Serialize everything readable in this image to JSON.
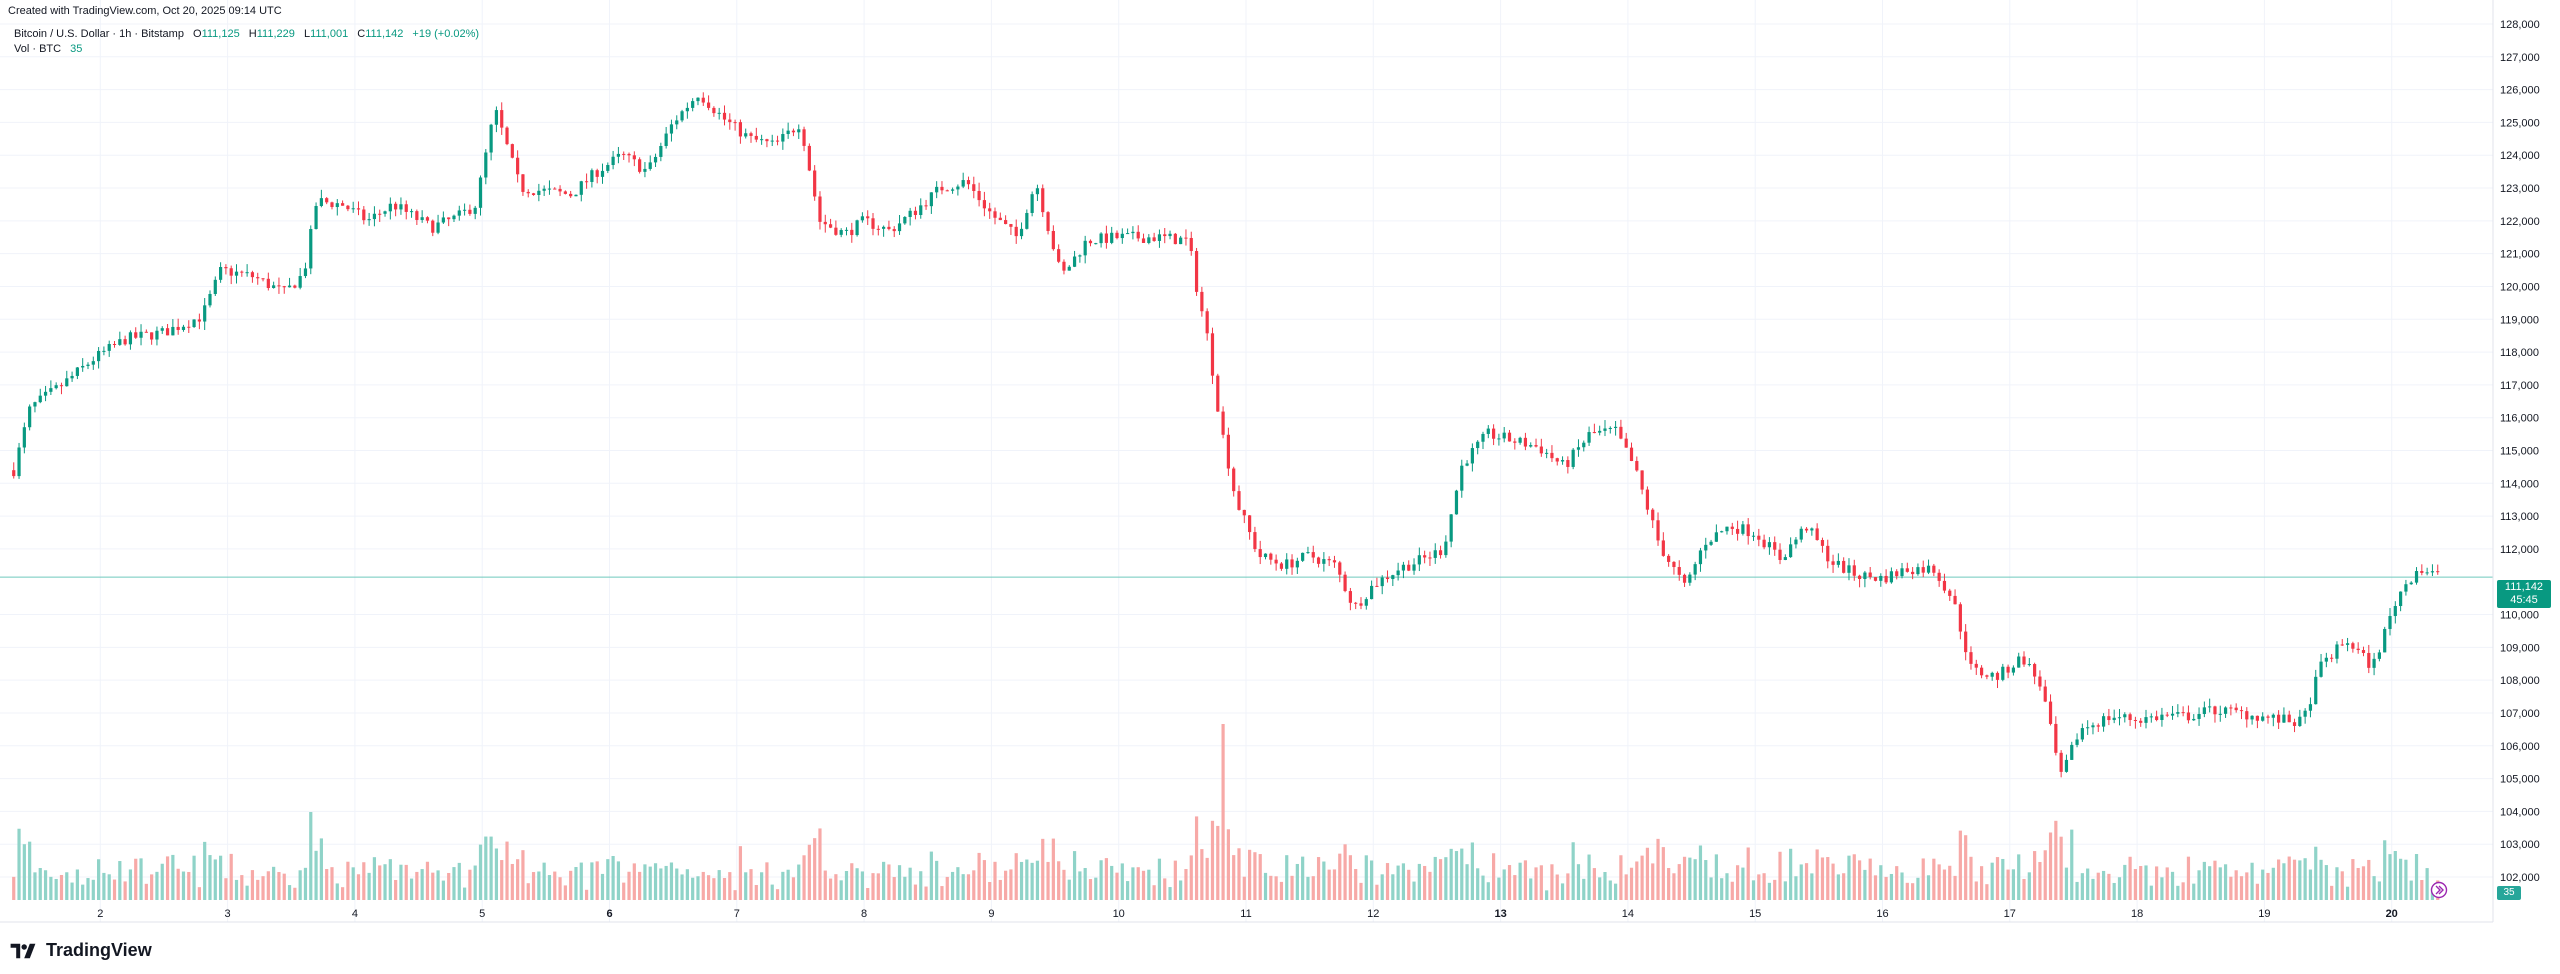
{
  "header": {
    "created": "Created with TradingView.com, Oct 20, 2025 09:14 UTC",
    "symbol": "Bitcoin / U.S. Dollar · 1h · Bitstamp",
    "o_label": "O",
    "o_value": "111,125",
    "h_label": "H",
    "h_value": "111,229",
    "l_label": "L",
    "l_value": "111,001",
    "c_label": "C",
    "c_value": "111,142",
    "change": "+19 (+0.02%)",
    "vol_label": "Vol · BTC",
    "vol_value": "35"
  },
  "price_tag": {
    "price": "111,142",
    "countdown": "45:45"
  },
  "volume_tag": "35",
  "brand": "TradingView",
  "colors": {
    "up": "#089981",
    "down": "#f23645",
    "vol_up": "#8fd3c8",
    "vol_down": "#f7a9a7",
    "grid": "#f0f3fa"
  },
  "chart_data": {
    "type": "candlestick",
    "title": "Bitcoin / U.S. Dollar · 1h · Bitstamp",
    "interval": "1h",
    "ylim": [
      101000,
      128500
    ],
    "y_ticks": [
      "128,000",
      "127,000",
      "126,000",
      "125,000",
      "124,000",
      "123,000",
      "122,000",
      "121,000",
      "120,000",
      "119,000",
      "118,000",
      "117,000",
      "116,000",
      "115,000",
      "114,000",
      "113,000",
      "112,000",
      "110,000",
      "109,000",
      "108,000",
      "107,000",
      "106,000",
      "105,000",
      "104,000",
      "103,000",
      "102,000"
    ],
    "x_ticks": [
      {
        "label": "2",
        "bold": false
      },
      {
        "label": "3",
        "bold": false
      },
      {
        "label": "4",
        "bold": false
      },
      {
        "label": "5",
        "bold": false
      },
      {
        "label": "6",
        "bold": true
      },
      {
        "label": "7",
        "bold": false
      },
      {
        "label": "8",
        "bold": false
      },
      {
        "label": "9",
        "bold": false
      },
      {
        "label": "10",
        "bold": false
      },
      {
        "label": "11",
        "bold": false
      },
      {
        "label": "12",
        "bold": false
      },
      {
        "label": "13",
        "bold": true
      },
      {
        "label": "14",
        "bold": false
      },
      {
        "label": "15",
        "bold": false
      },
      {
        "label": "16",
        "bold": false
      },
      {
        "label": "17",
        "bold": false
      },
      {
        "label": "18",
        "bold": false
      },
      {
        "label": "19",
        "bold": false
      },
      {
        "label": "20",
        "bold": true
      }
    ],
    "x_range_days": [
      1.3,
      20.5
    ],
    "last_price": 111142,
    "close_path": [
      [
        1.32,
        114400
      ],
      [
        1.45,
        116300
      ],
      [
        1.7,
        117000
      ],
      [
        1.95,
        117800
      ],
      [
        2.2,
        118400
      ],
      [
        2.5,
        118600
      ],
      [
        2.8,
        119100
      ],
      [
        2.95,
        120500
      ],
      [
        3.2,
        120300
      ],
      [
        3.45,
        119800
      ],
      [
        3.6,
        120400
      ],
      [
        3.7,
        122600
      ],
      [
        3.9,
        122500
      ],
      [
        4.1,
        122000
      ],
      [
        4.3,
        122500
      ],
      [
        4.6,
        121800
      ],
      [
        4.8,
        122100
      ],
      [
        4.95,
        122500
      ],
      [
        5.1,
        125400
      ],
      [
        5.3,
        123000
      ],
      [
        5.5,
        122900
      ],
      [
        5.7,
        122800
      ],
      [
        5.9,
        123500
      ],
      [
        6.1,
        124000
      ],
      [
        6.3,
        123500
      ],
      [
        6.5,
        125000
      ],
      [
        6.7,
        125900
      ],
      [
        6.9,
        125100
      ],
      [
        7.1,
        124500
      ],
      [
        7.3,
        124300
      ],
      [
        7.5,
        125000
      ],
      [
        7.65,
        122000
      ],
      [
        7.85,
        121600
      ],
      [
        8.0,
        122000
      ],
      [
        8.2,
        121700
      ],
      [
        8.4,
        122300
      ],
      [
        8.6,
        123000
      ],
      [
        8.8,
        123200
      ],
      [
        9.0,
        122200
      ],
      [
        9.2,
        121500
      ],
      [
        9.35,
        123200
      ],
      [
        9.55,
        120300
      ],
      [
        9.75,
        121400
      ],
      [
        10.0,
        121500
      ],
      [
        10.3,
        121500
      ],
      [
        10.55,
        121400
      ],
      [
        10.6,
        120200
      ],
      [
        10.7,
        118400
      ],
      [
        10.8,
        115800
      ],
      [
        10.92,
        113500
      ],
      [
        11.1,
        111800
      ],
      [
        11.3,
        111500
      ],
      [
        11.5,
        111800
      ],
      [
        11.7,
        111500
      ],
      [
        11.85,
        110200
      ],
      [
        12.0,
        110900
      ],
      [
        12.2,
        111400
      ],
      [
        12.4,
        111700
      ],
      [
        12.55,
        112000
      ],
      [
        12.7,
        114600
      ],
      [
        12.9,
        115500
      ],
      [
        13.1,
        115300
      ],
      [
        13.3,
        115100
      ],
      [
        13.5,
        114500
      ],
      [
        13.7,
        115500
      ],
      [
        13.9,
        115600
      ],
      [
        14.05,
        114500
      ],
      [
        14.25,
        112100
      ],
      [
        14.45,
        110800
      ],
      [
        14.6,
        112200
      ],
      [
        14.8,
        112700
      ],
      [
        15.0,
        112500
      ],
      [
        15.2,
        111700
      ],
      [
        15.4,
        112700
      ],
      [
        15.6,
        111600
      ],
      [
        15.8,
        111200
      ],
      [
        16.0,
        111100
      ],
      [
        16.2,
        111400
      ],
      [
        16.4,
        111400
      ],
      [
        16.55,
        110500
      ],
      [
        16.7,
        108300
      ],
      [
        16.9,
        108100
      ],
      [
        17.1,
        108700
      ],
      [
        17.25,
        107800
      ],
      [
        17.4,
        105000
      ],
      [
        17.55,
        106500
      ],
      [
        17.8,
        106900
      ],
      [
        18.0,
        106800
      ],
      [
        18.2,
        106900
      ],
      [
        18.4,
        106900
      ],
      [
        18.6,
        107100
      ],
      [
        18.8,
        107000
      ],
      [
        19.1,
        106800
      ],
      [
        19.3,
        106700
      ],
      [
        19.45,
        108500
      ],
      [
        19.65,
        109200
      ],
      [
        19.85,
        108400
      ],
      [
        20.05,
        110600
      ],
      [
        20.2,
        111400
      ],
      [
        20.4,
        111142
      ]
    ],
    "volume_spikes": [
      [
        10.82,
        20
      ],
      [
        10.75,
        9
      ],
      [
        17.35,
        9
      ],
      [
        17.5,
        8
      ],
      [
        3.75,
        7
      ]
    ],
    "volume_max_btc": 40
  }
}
----
What is being asked: State how many lines of the listing above include the word "TradingView". Give nothing but the number.

Final result: 2